**Data excerpts:**
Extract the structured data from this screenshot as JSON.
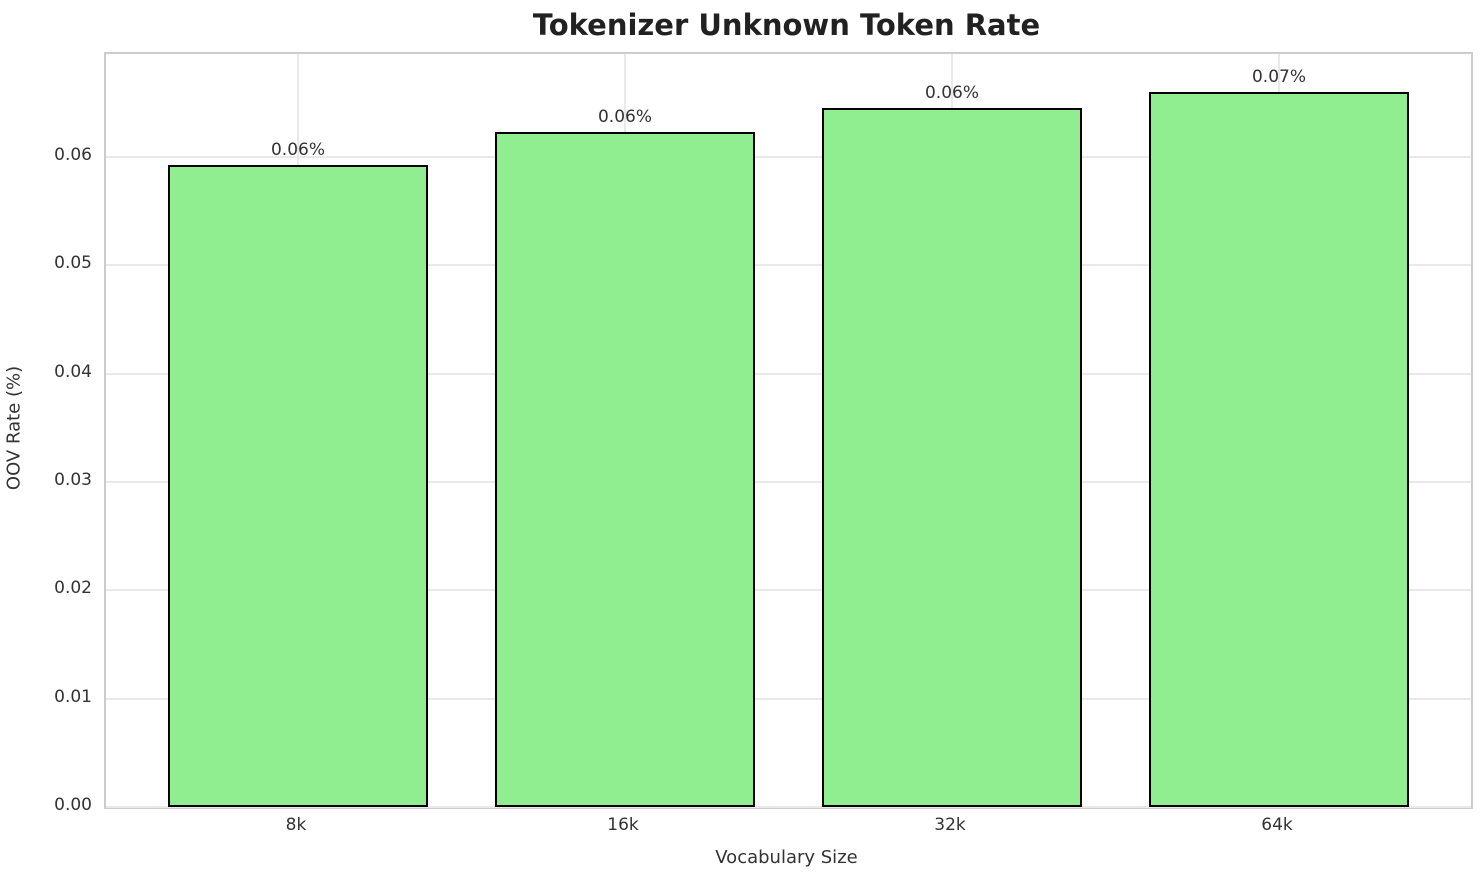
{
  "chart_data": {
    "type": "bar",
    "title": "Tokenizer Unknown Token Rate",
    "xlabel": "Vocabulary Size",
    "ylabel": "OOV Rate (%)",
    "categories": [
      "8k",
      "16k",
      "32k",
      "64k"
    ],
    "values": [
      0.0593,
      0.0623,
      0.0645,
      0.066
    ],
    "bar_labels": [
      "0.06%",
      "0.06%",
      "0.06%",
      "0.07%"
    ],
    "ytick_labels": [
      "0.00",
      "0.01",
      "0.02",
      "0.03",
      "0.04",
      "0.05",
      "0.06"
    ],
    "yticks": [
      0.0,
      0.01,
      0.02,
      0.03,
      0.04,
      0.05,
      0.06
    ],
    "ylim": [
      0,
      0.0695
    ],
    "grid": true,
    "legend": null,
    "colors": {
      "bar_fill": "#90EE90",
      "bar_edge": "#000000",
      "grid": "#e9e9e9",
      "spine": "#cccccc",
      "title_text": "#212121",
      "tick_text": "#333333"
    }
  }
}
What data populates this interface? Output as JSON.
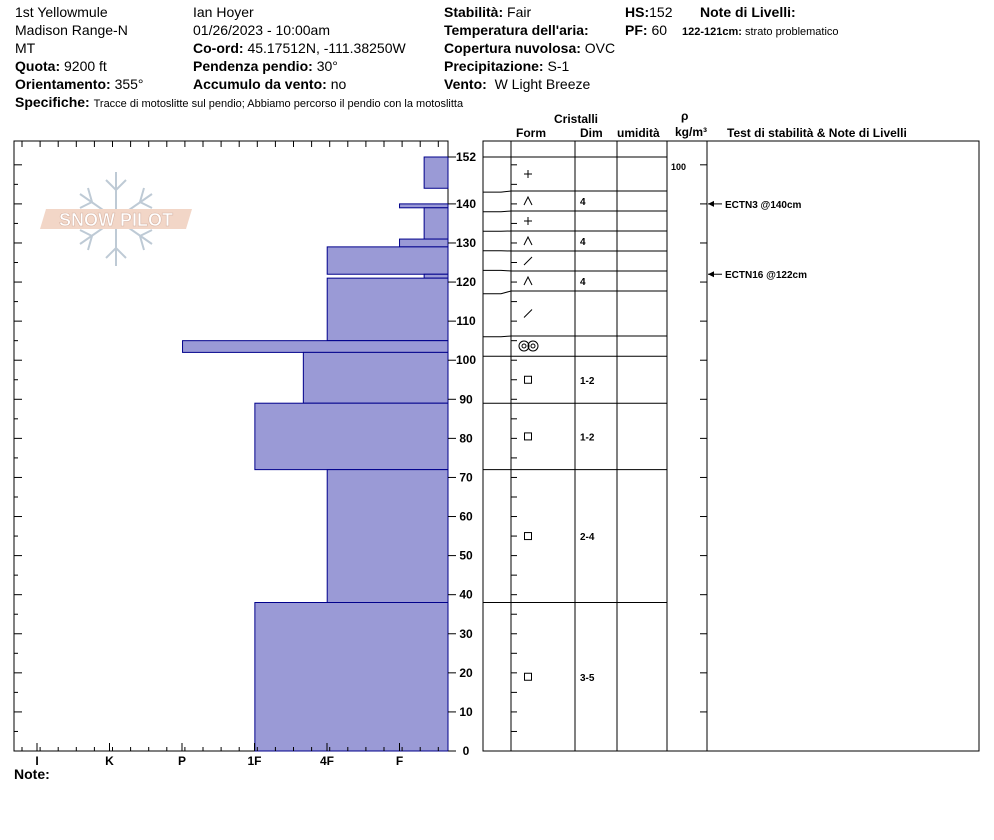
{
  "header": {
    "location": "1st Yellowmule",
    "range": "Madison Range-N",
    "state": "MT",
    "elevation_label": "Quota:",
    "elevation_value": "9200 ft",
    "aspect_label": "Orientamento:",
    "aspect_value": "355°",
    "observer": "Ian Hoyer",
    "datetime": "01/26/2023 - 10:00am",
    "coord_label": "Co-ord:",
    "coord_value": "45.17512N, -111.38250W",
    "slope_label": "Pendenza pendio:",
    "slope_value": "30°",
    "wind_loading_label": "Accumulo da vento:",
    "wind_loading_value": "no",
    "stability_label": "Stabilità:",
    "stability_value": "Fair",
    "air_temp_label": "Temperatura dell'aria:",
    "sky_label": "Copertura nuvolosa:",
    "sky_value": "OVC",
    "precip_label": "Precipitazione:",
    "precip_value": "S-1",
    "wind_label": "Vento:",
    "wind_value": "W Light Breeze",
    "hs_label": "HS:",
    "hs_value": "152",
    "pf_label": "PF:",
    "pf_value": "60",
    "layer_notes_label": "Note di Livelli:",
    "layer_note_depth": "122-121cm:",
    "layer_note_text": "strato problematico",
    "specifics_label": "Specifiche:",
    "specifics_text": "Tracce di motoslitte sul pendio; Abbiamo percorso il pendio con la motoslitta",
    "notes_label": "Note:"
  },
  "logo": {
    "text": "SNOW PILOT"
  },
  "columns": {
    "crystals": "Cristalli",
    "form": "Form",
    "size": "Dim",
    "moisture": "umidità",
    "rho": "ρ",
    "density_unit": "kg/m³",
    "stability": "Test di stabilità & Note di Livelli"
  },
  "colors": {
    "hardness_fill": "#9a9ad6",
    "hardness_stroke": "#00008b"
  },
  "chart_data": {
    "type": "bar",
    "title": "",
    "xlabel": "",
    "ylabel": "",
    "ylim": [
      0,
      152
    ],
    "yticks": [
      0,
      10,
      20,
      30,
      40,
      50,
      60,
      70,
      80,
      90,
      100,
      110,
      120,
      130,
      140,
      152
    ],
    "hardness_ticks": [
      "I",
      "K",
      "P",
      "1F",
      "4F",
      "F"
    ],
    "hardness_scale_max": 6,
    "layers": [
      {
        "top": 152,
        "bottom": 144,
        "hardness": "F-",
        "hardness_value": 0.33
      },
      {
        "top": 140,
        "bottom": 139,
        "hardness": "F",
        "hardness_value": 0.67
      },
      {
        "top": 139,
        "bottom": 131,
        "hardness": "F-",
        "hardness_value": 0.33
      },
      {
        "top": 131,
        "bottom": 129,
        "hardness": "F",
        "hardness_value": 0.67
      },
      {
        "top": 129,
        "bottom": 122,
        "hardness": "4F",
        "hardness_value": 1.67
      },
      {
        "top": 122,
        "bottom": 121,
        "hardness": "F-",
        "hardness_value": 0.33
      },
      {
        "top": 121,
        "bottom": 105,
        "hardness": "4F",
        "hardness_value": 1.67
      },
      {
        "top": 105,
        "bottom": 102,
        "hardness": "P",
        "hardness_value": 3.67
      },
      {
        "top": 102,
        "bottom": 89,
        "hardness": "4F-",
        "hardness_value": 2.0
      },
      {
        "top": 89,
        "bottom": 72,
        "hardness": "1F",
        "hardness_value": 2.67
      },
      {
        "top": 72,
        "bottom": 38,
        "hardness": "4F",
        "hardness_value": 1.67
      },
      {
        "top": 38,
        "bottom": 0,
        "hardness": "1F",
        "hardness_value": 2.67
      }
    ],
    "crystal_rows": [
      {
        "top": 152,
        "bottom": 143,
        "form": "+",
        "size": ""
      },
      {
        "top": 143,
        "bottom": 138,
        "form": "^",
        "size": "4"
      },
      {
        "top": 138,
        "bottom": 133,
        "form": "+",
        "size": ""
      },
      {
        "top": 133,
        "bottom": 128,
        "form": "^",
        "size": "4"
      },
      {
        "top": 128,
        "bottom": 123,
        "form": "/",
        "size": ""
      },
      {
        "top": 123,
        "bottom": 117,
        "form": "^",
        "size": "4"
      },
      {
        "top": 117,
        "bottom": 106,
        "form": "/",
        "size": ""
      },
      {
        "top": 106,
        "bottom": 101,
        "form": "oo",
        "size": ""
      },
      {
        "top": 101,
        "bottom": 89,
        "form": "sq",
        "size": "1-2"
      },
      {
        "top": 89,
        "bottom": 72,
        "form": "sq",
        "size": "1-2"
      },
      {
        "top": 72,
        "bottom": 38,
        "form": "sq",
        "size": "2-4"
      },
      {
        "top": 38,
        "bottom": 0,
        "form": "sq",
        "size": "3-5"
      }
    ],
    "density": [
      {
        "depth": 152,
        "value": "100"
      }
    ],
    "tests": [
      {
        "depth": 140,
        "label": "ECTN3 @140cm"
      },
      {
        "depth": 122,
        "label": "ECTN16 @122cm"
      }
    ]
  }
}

**Given instruction:** Transcribe the material exactly, leaving every picture out.

**Task result:**
Extract the structured data from this screenshot as JSON.
{
  "chart_data": {
    "type": "bar",
    "title": "Tokenizer Unknown Token Rate",
    "xlabel": "Vocabulary Size",
    "ylabel": "OOV Rate (%)",
    "categories": [
      "8k",
      "16k",
      "32k",
      "64k"
    ],
    "values": [
      0.0593,
      0.0623,
      0.0645,
      0.066
    ],
    "bar_labels": [
      "0.06%",
      "0.06%",
      "0.06%",
      "0.07%"
    ],
    "ytick_labels": [
      "0.00",
      "0.01",
      "0.02",
      "0.03",
      "0.04",
      "0.05",
      "0.06"
    ],
    "yticks": [
      0.0,
      0.01,
      0.02,
      0.03,
      0.04,
      0.05,
      0.06
    ],
    "ylim": [
      0,
      0.0695
    ],
    "grid": true,
    "legend": null,
    "colors": {
      "bar_fill": "#90EE90",
      "bar_edge": "#000000",
      "grid": "#e9e9e9",
      "spine": "#cccccc",
      "title_text": "#212121",
      "tick_text": "#333333"
    }
  }
}
What data populates this interface? Output as JSON.
{
  "header": {
    "location": "1st Yellowmule",
    "range": "Madison Range-N",
    "state": "MT",
    "elevation_label": "Quota:",
    "elevation_value": "9200 ft",
    "aspect_label": "Orientamento:",
    "aspect_value": "355°",
    "observer": "Ian Hoyer",
    "datetime": "01/26/2023 - 10:00am",
    "coord_label": "Co-ord:",
    "coord_value": "45.17512N, -111.38250W",
    "slope_label": "Pendenza pendio:",
    "slope_value": "30°",
    "wind_loading_label": "Accumulo da vento:",
    "wind_loading_value": "no",
    "stability_label": "Stabilità:",
    "stability_value": "Fair",
    "air_temp_label": "Temperatura dell'aria:",
    "sky_label": "Copertura nuvolosa:",
    "sky_value": "OVC",
    "precip_label": "Precipitazione:",
    "precip_value": "S-1",
    "wind_label": "Vento:",
    "wind_value": "W Light Breeze",
    "hs_label": "HS:",
    "hs_value": "152",
    "pf_label": "PF:",
    "pf_value": "60",
    "layer_notes_label": "Note di Livelli:",
    "layer_note_depth": "122-121cm:",
    "layer_note_text": "strato problematico",
    "specifics_label": "Specifiche:",
    "specifics_text": "Tracce di motoslitte sul pendio; Abbiamo percorso il pendio con la motoslitta",
    "notes_label": "Note:"
  },
  "logo": {
    "text": "SNOW PILOT"
  },
  "columns": {
    "crystals": "Cristalli",
    "form": "Form",
    "size": "Dim",
    "moisture": "umidità",
    "rho": "ρ",
    "density_unit": "kg/m³",
    "stability": "Test di stabilità & Note di Livelli"
  },
  "colors": {
    "hardness_fill": "#9a9ad6",
    "hardness_stroke": "#00008b"
  },
  "chart_data": {
    "type": "bar",
    "title": "",
    "xlabel": "",
    "ylabel": "",
    "ylim": [
      0,
      152
    ],
    "yticks": [
      0,
      10,
      20,
      30,
      40,
      50,
      60,
      70,
      80,
      90,
      100,
      110,
      120,
      130,
      140,
      152
    ],
    "hardness_ticks": [
      "I",
      "K",
      "P",
      "1F",
      "4F",
      "F"
    ],
    "hardness_scale_max": 6,
    "layers": [
      {
        "top": 152,
        "bottom": 144,
        "hardness": "F-",
        "hardness_value": 0.33
      },
      {
        "top": 140,
        "bottom": 139,
        "hardness": "F",
        "hardness_value": 0.67
      },
      {
        "top": 139,
        "bottom": 131,
        "hardness": "F-",
        "hardness_value": 0.33
      },
      {
        "top": 131,
        "bottom": 129,
        "hardness": "F",
        "hardness_value": 0.67
      },
      {
        "top": 129,
        "bottom": 122,
        "hardness": "4F",
        "hardness_value": 1.67
      },
      {
        "top": 122,
        "bottom": 121,
        "hardness": "F-",
        "hardness_value": 0.33
      },
      {
        "top": 121,
        "bottom": 105,
        "hardness": "4F",
        "hardness_value": 1.67
      },
      {
        "top": 105,
        "bottom": 102,
        "hardness": "P",
        "hardness_value": 3.67
      },
      {
        "top": 102,
        "bottom": 89,
        "hardness": "4F-",
        "hardness_value": 2.0
      },
      {
        "top": 89,
        "bottom": 72,
        "hardness": "1F",
        "hardness_value": 2.67
      },
      {
        "top": 72,
        "bottom": 38,
        "hardness": "4F",
        "hardness_value": 1.67
      },
      {
        "top": 38,
        "bottom": 0,
        "hardness": "1F",
        "hardness_value": 2.67
      }
    ],
    "crystal_rows": [
      {
        "top": 152,
        "bottom": 143,
        "form": "+",
        "size": ""
      },
      {
        "top": 143,
        "bottom": 138,
        "form": "^",
        "size": "4"
      },
      {
        "top": 138,
        "bottom": 133,
        "form": "+",
        "size": ""
      },
      {
        "top": 133,
        "bottom": 128,
        "form": "^",
        "size": "4"
      },
      {
        "top": 128,
        "bottom": 123,
        "form": "/",
        "size": ""
      },
      {
        "top": 123,
        "bottom": 117,
        "form": "^",
        "size": "4"
      },
      {
        "top": 117,
        "bottom": 106,
        "form": "/",
        "size": ""
      },
      {
        "top": 106,
        "bottom": 101,
        "form": "oo",
        "size": ""
      },
      {
        "top": 101,
        "bottom": 89,
        "form": "sq",
        "size": "1-2"
      },
      {
        "top": 89,
        "bottom": 72,
        "form": "sq",
        "size": "1-2"
      },
      {
        "top": 72,
        "bottom": 38,
        "form": "sq",
        "size": "2-4"
      },
      {
        "top": 38,
        "bottom": 0,
        "form": "sq",
        "size": "3-5"
      }
    ],
    "density": [
      {
        "depth": 152,
        "value": "100"
      }
    ],
    "tests": [
      {
        "depth": 140,
        "label": "ECTN3 @140cm"
      },
      {
        "depth": 122,
        "label": "ECTN16 @122cm"
      }
    ]
  }
}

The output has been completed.